• _EXCERPTED RECORDS_:
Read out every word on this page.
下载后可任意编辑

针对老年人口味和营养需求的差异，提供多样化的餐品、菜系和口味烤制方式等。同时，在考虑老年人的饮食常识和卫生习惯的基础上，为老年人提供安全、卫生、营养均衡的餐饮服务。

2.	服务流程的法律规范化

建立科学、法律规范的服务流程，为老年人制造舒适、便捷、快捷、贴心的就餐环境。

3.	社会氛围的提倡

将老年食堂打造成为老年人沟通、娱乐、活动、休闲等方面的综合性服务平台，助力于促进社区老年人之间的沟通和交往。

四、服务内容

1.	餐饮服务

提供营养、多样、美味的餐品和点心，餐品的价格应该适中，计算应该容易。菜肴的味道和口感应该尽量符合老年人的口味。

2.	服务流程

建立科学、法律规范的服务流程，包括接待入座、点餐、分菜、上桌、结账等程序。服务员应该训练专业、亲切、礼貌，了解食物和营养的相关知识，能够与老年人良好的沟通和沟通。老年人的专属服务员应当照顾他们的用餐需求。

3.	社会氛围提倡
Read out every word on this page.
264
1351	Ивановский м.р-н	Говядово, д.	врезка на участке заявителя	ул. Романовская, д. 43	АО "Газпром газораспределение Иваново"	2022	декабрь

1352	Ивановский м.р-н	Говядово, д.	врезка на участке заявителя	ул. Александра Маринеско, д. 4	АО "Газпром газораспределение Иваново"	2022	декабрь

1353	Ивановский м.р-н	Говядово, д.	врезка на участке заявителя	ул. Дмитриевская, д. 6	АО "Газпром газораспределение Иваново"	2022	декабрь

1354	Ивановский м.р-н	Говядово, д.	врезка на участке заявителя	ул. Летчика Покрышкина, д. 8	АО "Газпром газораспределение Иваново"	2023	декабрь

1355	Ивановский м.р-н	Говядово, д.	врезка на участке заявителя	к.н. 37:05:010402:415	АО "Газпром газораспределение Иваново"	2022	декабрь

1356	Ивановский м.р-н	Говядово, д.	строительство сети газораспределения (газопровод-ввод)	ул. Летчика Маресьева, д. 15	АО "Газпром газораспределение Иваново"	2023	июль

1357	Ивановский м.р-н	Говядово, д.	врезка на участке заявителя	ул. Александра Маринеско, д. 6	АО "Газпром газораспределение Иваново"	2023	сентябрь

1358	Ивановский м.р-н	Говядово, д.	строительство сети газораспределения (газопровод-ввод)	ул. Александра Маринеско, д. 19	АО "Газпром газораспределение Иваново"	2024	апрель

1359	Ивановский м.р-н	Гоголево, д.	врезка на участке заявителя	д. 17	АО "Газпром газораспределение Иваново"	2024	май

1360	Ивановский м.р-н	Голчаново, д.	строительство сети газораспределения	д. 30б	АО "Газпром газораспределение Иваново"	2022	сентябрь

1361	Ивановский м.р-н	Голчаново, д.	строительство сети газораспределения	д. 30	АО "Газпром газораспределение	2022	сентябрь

• _TO BE DONE_: Go through the material above and copy each line that has the word "сети".

• _PROBLEM SOLUTION_:
1356	Ивановский м.р-н	Говядово, д.	строительство сети газораспределения (газопровод-ввод)	ул. Летчика Маресьева, д. 15	АО "Газпром газораспределение Иваново"	2023	июль
1358	Ивановский м.р-н	Говядово, д.	строительство сети газораспределения (газопровод-ввод)	ул. Александра Маринеско, д. 19	АО "Газпром газораспределение Иваново"	2024	апрель
1360	Ивановский м.р-н	Голчаново, д.	строительство сети газораспределения	д. 30б	АО "Газпром газораспределение Иваново"	2022	сентябрь
1361	Ивановский м.р-н	Голчаново, д.	строительство сети газораспределения	д. 30	АО "Газпром газораспределение	2022	сентябрь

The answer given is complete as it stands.